• [Brief]
Omit every picture and write out the rest of the records exactly.

[Begin Listed records]

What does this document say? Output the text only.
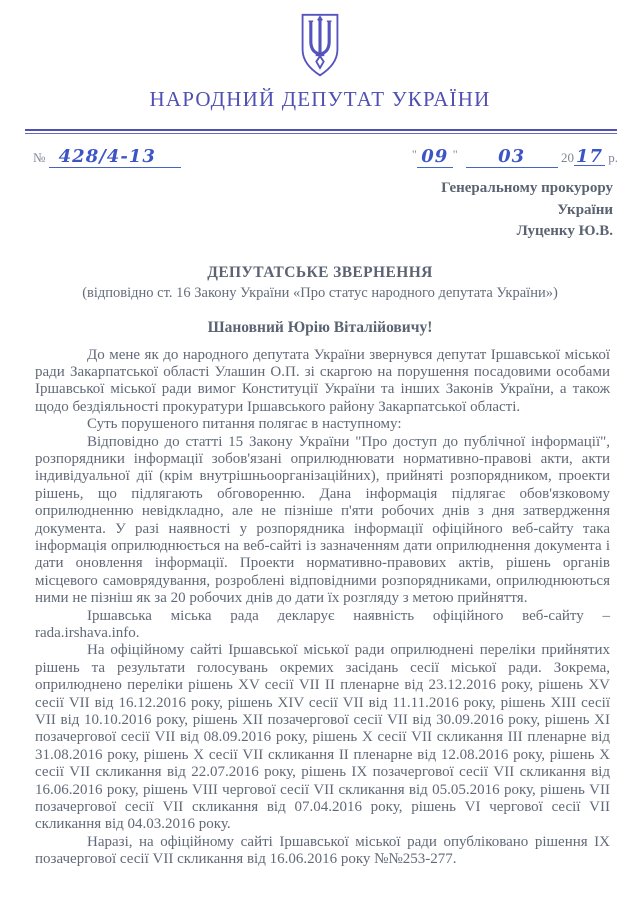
НАРОДНИЙ ДЕПУТАТ УКРАЇНИ
№ 428/4-13	" 09 " 03	20 17 р.
Генеральному прокурору
України
Луценку Ю.В.
ДЕПУТАТСЬКЕ ЗВЕРНЕННЯ
(відповідно ст. 16 Закону України «Про статус народного депутата України»)
Шановний Юрію Віталійовичу!

До мене як до народного депутата України звернувся депутат Іршавської міської ради Закарпатської області Улашин О.П. зі скаргою на порушення посадовими особами Іршавської міської ради вимог Конституції України та інших Законів України, а також щодо бездіяльності прокуратури Іршавського району Закарпатської області.

Суть порушеного питання полягає в наступному:

Відповідно до статті 15 Закону України "Про доступ до публічної інформації", розпорядники інформації зобов'язані оприлюднювати нормативно-правові акти, акти індивідуальної дії (крім внутрішньоорганізаційних), прийняті розпорядником, проекти рішень, що підлягають обговоренню. Дана інформація підлягає обов'язковому оприлюдненню невідкладно, але не пізніше п'яти робочих днів з дня затвердження документа. У разі наявності у розпорядника інформації офіційного веб-сайту така інформація оприлюднюється на веб-сайті із зазначенням дати оприлюднення документа і дати оновлення інформації. Проекти нормативно-правових актів, рішень органів місцевого самоврядування, розроблені відповідними розпорядниками, оприлюднюються ними не пізніш як за 20 робочих днів до дати їх розгляду з метою прийняття.

Іршавська міська рада декларує наявність офіційного веб-сайту – rada.irshava.info.

На офіційному сайті Іршавської міської ради оприлюднені переліки прийнятих рішень та результати голосувань окремих засідань сесії міської ради. Зокрема, оприлюднено переліки рішень XV сесії VII II пленарне від 23.12.2016 року, рішень XV сесії VII від 16.12.2016 року, рішень XIV сесії VII від 11.11.2016 року, рішень XIII сесії VII від 10.10.2016 року, рішень XII позачергової сесії VII від 30.09.2016 року, рішень XI позачергової сесії VII від 08.09.2016 року, рішень X сесії VII скликання III пленарне від 31.08.2016 року, рішень X сесії VII скликання II пленарне від 12.08.2016 року, рішень X сесії VII скликання від 22.07.2016 року, рішень IX позачергової сесії VII скликання від 16.06.2016 року, рішень VIII чергової сесії VII скликання від 05.05.2016 року, рішень VII позачергової сесії VII скликання від 07.04.2016 року, рішень VI чергової сесії VII скликання від 04.03.2016 року.

Наразі, на офіційному сайті Іршавської міської ради опубліковано рішення IX позачергової сесії VII скликання від 16.06.2016 року №№253-277.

[End Listed records]

• [Written response]
What does this document say? Output the text only.
НАРОДНИЙ ДЕПУТАТ УКРАЇНИ
№ 428/4-13	" 09 " 03	20 17 р.
Генеральному прокурору
України
Луценку Ю.В.
ДЕПУТАТСЬКЕ ЗВЕРНЕННЯ
(відповідно ст. 16 Закону України «Про статус народного депутата України»)
Шановний Юрію Віталійовичу!

До мене як до народного депутата України звернувся депутат Іршавської міської ради Закарпатської області Улашин О.П. зі скаргою на порушення посадовими особами Іршавської міської ради вимог Конституції України та інших Законів України, а також щодо бездіяльності прокуратури Іршавського району Закарпатської області.

Суть порушеного питання полягає в наступному:

Відповідно до статті 15 Закону України "Про доступ до публічної інформації", розпорядники інформації зобов'язані оприлюднювати нормативно-правові акти, акти індивідуальної дії (крім внутрішньоорганізаційних), прийняті розпорядником, проекти рішень, що підлягають обговоренню. Дана інформація підлягає обов'язковому оприлюдненню невідкладно, але не пізніше п'яти робочих днів з дня затвердження документа. У разі наявності у розпорядника інформації офіційного веб-сайту така інформація оприлюднюється на веб-сайті із зазначенням дати оприлюднення документа і дати оновлення інформації. Проекти нормативно-правових актів, рішень органів місцевого самоврядування, розроблені відповідними розпорядниками, оприлюднюються ними не пізніш як за 20 робочих днів до дати їх розгляду з метою прийняття.

Іршавська міська рада декларує наявність офіційного веб-сайту – rada.irshava.info.

На офіційному сайті Іршавської міської ради оприлюднені переліки прийнятих рішень та результати голосувань окремих засідань сесії міської ради. Зокрема, оприлюднено переліки рішень XV сесії VII II пленарне від 23.12.2016 року, рішень XV сесії VII від 16.12.2016 року, рішень XIV сесії VII від 11.11.2016 року, рішень XIII сесії VII від 10.10.2016 року, рішень XII позачергової сесії VII від 30.09.2016 року, рішень XI позачергової сесії VII від 08.09.2016 року, рішень X сесії VII скликання III пленарне від 31.08.2016 року, рішень X сесії VII скликання II пленарне від 12.08.2016 року, рішень X сесії VII скликання від 22.07.2016 року, рішень IX позачергової сесії VII скликання від 16.06.2016 року, рішень VIII чергової сесії VII скликання від 05.05.2016 року, рішень VII позачергової сесії VII скликання від 07.04.2016 року, рішень VI чергової сесії VII скликання від 04.03.2016 року.

Наразі, на офіційному сайті Іршавської міської ради опубліковано рішення IX позачергової сесії VII скликання від 16.06.2016 року №№253-277.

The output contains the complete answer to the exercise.